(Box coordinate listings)
:::

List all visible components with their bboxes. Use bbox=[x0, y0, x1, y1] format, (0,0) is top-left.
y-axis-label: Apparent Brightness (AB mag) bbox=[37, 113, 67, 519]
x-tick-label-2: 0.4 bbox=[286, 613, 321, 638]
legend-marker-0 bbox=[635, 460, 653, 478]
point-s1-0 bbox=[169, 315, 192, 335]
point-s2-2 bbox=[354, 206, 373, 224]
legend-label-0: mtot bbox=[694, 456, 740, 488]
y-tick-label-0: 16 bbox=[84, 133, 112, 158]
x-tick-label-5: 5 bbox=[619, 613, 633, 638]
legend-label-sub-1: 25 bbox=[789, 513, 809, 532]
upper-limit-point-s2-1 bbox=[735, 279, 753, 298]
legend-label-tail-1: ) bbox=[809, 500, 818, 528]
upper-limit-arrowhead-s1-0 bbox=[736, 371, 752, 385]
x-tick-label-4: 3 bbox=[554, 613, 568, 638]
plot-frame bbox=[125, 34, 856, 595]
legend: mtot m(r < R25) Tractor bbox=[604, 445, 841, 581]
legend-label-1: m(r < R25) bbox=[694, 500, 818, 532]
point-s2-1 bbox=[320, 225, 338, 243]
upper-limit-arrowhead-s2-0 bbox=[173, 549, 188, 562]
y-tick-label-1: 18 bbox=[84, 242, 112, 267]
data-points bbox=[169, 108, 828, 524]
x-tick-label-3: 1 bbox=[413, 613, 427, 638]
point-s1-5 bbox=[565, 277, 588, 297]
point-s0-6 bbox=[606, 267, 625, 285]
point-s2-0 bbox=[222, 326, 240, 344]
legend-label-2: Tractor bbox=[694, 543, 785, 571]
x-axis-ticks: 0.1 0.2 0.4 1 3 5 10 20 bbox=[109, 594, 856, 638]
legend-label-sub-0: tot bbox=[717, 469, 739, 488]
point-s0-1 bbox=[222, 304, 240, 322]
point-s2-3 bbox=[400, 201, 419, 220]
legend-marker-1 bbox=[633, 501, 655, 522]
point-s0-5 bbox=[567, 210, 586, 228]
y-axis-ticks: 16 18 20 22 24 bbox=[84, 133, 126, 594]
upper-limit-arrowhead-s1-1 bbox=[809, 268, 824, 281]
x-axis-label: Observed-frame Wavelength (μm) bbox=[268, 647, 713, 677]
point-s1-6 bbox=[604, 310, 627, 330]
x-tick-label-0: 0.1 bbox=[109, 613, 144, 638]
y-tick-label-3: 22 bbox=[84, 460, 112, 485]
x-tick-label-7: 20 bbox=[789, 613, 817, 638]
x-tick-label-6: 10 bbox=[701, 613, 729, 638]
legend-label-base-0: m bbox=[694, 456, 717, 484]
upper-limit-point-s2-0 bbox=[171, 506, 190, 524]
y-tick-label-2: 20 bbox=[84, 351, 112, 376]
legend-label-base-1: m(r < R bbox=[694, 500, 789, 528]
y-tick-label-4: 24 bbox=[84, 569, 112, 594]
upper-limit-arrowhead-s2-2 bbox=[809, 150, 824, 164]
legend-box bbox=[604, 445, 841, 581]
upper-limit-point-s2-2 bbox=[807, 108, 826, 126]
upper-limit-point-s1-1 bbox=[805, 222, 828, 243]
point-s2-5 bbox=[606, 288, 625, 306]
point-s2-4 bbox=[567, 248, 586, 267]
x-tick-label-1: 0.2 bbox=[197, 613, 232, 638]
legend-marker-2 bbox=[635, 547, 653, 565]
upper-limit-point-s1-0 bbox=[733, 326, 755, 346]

:::

Task statement
Which lines in the listing above contain the string "Tractor"? Extract each of them in full.

Result of the exercise
legend: mtot m(r < R25) Tractor bbox=[604, 445, 841, 581]
legend-label-2: Tractor bbox=[694, 543, 785, 571]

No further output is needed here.